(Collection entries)

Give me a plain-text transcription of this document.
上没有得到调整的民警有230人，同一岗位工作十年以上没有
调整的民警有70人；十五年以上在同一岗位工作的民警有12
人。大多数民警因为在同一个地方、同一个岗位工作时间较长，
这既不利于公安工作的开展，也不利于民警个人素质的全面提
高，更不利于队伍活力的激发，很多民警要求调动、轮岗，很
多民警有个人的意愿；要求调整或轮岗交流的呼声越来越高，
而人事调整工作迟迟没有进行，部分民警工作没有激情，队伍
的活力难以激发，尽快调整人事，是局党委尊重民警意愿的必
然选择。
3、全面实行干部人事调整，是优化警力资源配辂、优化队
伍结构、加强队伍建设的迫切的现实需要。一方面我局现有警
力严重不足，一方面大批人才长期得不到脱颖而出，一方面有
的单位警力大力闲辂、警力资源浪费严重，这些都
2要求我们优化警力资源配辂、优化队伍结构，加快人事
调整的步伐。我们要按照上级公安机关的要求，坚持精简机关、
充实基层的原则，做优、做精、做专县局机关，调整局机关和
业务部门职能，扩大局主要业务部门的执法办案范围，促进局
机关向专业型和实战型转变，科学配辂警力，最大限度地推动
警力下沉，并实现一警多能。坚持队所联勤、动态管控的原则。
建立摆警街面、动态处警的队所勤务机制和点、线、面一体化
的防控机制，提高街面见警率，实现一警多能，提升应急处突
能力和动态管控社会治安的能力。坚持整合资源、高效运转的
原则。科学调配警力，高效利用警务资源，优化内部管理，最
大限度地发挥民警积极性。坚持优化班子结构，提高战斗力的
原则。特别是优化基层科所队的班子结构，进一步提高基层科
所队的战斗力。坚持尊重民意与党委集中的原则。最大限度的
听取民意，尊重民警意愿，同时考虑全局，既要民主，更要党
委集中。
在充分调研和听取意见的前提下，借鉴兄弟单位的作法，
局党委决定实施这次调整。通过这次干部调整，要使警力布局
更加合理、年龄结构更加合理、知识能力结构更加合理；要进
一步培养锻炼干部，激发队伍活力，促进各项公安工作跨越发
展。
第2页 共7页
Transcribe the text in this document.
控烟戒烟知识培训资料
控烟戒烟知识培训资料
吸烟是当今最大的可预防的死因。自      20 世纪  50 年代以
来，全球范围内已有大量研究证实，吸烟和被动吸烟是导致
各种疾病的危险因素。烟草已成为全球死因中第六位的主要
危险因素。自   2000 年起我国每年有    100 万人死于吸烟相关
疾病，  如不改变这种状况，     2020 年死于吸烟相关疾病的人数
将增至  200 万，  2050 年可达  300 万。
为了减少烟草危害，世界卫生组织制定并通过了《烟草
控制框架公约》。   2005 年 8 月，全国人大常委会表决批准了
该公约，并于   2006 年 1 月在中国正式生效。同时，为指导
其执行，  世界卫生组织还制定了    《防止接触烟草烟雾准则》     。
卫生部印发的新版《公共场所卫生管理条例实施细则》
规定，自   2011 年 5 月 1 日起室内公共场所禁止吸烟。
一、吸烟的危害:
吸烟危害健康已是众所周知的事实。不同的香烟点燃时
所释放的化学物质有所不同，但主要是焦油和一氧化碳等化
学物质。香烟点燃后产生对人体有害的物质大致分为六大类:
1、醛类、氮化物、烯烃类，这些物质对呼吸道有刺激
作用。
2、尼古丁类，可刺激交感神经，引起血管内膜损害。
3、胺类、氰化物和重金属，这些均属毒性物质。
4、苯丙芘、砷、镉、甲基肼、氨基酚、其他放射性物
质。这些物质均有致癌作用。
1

**Exercise**
Beginning at the line containing "Transcribe the text in this document.", repeat each line exactly through the last line of the entries, and include no other lines.

**Expected answer**
Transcribe the text in this document.
控烟戒烟知识培训资料
控烟戒烟知识培训资料
吸烟是当今最大的可预防的死因。自      20 世纪  50 年代以
来，全球范围内已有大量研究证实，吸烟和被动吸烟是导致
各种疾病的危险因素。烟草已成为全球死因中第六位的主要
危险因素。自   2000 年起我国每年有    100 万人死于吸烟相关
疾病，  如不改变这种状况，     2020 年死于吸烟相关疾病的人数
将增至  200 万，  2050 年可达  300 万。
为了减少烟草危害，世界卫生组织制定并通过了《烟草
控制框架公约》。   2005 年 8 月，全国人大常委会表决批准了
该公约，并于   2006 年 1 月在中国正式生效。同时，为指导
其执行，  世界卫生组织还制定了    《防止接触烟草烟雾准则》     。
卫生部印发的新版《公共场所卫生管理条例实施细则》
规定，自   2011 年 5 月 1 日起室内公共场所禁止吸烟。
一、吸烟的危害:
吸烟危害健康已是众所周知的事实。不同的香烟点燃时
所释放的化学物质有所不同，但主要是焦油和一氧化碳等化
学物质。香烟点燃后产生对人体有害的物质大致分为六大类:
1、醛类、氮化物、烯烃类，这些物质对呼吸道有刺激
作用。
2、尼古丁类，可刺激交感神经，引起血管内膜损害。
3、胺类、氰化物和重金属，这些均属毒性物质。
4、苯丙芘、砷、镉、甲基肼、氨基酚、其他放射性物
质。这些物质均有致癌作用。
1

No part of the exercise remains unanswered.